start

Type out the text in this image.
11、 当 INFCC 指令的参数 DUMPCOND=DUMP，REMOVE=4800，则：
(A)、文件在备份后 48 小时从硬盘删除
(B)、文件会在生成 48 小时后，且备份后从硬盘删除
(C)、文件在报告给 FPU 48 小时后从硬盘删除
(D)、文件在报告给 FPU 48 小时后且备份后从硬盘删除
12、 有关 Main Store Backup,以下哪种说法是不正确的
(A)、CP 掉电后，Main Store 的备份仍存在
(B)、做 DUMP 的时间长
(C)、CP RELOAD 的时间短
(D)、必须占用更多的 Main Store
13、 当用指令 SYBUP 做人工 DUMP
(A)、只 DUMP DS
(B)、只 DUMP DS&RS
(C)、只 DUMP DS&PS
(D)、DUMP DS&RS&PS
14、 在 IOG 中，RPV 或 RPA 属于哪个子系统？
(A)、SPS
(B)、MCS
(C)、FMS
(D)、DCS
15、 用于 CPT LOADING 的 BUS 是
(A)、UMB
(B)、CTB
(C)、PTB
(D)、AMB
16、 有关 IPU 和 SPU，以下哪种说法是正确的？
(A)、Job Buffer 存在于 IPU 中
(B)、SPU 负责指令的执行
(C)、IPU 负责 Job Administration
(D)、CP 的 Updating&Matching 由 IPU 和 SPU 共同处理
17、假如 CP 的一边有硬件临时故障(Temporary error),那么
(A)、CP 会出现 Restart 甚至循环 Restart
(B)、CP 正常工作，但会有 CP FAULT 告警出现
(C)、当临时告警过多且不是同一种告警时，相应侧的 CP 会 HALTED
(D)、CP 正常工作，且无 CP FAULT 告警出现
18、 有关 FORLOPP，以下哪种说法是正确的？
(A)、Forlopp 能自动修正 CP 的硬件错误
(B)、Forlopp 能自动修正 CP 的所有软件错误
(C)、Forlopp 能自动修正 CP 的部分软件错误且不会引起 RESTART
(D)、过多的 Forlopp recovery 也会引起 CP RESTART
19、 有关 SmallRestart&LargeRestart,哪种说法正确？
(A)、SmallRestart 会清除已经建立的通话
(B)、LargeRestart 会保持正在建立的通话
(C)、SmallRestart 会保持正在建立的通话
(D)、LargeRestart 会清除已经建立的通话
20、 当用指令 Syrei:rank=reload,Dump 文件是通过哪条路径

end

§ **WORK TO COMPLETE**: For each line of the listing that holds the word "文件在报告给", show that line.

§ **EXERCISE OUTPUT**:
(C)、文件在报告给 FPU 48 小时后从硬盘删除
(D)、文件在报告给 FPU 48 小时后且备份后从硬盘删除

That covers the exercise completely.